Task statement >> State only the number of lines that include "Lydia".

Data supplied >>
** begin **

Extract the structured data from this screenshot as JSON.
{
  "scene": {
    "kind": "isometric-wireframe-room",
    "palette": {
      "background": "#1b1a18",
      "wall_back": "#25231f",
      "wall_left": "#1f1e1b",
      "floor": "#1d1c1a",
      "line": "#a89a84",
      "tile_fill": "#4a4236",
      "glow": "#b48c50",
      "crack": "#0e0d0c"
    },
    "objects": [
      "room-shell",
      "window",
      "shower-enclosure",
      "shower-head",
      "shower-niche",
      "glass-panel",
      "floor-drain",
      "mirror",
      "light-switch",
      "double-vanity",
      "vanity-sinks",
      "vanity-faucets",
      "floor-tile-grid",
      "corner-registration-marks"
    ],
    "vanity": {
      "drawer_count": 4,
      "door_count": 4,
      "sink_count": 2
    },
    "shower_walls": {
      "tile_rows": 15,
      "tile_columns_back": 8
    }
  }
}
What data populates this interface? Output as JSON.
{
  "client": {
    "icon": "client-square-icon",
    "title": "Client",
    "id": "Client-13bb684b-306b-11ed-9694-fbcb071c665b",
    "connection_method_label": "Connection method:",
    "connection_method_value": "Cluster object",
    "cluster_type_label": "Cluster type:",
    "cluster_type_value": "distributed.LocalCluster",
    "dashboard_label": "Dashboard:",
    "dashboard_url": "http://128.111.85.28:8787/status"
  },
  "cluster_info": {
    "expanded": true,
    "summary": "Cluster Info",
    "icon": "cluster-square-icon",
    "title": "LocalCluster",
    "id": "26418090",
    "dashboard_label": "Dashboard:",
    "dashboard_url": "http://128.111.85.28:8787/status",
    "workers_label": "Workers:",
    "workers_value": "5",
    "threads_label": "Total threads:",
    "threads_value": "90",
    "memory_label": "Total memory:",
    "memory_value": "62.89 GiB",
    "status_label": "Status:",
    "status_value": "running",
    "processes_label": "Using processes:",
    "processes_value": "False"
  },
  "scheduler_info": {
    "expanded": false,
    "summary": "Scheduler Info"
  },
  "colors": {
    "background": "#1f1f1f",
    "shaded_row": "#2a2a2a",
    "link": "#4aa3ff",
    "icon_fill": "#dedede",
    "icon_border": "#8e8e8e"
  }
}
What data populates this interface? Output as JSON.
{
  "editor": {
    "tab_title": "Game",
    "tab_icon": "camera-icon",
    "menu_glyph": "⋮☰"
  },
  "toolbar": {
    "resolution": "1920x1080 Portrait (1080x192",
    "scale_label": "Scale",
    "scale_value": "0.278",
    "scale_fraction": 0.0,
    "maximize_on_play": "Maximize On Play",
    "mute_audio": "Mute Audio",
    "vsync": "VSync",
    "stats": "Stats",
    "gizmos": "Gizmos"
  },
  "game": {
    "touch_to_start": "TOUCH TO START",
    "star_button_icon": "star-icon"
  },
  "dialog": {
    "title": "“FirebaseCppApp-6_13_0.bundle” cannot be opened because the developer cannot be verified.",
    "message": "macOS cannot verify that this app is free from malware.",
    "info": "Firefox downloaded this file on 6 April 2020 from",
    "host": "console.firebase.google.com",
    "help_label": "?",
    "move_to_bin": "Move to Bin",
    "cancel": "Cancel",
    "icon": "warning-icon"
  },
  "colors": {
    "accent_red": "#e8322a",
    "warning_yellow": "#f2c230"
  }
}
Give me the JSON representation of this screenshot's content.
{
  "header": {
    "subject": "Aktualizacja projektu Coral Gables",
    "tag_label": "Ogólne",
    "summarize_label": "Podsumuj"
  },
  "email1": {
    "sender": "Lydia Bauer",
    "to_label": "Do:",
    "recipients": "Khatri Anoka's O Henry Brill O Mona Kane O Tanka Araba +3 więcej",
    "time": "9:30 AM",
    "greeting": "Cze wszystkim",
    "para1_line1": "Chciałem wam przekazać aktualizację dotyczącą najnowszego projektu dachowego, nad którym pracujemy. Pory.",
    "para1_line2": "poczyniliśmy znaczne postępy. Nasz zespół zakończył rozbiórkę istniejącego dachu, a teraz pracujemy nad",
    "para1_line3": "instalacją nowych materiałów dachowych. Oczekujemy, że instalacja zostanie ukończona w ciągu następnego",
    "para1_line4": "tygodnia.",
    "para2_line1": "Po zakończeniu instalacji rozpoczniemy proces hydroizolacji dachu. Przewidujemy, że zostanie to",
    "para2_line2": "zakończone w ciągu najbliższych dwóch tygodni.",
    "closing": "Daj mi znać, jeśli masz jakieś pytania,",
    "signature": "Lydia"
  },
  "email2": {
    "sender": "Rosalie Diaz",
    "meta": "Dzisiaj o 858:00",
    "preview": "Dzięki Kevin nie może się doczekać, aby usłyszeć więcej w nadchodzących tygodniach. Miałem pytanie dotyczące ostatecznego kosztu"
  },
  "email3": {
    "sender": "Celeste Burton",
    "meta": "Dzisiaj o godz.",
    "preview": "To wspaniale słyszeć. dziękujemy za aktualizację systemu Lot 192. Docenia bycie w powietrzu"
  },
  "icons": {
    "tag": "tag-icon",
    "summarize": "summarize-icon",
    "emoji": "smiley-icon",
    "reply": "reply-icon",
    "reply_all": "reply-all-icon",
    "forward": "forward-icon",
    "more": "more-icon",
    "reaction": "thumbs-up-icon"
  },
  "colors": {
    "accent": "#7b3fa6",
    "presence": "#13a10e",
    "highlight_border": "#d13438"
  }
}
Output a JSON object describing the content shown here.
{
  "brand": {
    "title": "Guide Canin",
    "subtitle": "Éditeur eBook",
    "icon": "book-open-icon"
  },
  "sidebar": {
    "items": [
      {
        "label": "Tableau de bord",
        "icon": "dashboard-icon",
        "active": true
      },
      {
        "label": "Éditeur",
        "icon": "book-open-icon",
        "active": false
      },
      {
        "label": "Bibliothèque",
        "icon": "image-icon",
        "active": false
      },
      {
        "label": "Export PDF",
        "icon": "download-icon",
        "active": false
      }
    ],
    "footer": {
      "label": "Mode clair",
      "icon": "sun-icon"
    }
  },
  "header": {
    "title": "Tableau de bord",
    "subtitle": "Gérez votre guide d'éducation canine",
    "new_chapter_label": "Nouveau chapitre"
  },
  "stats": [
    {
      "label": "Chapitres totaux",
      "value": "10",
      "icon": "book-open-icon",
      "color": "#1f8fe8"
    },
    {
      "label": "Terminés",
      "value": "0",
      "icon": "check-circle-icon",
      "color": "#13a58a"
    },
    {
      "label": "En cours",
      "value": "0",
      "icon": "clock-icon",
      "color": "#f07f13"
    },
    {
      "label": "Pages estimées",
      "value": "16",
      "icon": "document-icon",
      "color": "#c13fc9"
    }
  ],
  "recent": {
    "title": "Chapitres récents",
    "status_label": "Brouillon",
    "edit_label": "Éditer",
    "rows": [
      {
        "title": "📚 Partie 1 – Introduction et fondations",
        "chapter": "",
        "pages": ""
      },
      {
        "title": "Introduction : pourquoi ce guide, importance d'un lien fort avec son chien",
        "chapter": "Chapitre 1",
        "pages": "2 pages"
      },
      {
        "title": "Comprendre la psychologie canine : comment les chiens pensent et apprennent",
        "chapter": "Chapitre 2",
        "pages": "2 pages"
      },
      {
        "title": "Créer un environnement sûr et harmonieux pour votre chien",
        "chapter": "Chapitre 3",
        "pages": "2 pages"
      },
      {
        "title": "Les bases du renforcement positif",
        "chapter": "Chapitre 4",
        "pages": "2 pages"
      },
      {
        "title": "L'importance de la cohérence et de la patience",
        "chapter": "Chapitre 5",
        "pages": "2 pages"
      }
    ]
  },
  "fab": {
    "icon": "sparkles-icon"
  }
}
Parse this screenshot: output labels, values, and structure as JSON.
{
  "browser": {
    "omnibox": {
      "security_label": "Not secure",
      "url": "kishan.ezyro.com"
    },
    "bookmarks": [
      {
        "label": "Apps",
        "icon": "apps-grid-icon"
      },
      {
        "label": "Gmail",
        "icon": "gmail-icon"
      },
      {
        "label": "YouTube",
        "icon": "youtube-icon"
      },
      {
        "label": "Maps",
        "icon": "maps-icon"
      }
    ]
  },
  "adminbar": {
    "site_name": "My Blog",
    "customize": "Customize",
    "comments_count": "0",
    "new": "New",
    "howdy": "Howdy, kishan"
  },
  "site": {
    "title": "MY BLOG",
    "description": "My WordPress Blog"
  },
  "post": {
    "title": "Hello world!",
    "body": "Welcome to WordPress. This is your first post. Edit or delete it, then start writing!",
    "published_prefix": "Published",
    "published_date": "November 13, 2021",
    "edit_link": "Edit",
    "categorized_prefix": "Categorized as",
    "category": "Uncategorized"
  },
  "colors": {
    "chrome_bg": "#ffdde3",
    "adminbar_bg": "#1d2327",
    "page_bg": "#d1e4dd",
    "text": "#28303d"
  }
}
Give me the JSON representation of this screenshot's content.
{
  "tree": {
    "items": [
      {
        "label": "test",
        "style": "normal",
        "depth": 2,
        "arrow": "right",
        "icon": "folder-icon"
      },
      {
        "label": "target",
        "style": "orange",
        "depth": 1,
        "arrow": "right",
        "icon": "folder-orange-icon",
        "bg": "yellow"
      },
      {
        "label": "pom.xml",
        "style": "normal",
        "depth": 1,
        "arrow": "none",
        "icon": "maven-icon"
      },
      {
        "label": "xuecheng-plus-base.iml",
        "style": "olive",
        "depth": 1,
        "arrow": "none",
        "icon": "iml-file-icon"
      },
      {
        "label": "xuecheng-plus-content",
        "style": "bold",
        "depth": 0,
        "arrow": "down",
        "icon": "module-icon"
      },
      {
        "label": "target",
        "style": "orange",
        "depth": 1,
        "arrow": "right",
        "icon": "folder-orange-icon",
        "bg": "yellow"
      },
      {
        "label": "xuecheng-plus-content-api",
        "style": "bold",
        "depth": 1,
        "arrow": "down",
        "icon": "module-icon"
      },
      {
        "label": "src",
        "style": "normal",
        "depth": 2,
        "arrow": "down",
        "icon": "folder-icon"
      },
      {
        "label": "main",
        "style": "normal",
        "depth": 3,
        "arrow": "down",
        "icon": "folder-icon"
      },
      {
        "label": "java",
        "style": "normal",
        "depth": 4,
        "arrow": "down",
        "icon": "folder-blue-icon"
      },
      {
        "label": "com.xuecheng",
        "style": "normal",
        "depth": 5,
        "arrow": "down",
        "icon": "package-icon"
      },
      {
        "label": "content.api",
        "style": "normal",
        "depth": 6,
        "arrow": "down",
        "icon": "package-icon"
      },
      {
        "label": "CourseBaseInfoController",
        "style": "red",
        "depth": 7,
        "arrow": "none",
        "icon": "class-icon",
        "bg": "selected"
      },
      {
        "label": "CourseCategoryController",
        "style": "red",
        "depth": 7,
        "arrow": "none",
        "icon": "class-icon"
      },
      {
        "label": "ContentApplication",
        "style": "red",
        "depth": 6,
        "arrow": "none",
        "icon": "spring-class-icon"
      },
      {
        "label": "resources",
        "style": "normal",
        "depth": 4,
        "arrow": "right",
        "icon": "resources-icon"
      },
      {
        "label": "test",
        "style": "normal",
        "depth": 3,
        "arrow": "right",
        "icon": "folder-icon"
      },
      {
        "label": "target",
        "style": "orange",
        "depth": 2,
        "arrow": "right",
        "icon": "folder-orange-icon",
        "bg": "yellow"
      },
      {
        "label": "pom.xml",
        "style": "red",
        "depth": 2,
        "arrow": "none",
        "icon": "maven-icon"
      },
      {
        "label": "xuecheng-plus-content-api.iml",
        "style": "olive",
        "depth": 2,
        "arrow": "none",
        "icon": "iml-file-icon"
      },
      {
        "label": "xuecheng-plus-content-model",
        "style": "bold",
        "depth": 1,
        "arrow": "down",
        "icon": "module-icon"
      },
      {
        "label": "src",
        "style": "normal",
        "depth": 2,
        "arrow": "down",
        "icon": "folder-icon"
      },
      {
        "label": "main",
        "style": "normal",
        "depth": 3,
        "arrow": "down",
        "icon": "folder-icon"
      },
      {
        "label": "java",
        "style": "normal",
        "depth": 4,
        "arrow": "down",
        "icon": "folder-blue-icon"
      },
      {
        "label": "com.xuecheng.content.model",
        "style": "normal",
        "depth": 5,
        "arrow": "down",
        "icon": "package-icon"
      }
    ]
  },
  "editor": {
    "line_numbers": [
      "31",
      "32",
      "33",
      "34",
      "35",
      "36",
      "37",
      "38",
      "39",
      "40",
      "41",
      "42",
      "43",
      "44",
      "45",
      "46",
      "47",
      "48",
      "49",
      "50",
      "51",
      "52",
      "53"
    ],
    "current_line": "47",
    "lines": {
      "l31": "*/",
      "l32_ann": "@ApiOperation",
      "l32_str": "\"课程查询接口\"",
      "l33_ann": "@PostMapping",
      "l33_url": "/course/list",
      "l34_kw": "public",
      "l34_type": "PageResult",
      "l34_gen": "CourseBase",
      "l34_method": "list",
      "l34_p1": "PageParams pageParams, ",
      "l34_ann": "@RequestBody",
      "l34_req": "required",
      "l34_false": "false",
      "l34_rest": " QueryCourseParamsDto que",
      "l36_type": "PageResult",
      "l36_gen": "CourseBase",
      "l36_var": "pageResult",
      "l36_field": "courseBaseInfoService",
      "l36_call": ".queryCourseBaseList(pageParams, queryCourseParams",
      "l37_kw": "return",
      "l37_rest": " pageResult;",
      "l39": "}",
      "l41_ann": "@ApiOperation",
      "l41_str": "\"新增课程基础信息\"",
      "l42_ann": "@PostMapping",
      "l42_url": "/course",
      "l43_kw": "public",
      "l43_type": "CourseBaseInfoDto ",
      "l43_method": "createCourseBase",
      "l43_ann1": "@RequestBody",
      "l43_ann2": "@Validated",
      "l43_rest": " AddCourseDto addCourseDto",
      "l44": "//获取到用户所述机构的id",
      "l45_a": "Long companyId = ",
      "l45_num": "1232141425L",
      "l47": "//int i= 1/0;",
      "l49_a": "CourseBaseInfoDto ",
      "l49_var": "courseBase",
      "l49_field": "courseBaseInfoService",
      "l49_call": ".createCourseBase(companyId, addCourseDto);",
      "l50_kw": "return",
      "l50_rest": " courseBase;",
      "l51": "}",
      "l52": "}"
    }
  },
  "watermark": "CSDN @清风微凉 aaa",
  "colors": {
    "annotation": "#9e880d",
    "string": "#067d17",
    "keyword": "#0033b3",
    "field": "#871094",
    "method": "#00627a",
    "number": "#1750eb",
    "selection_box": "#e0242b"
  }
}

** end **

Complete answer >> 2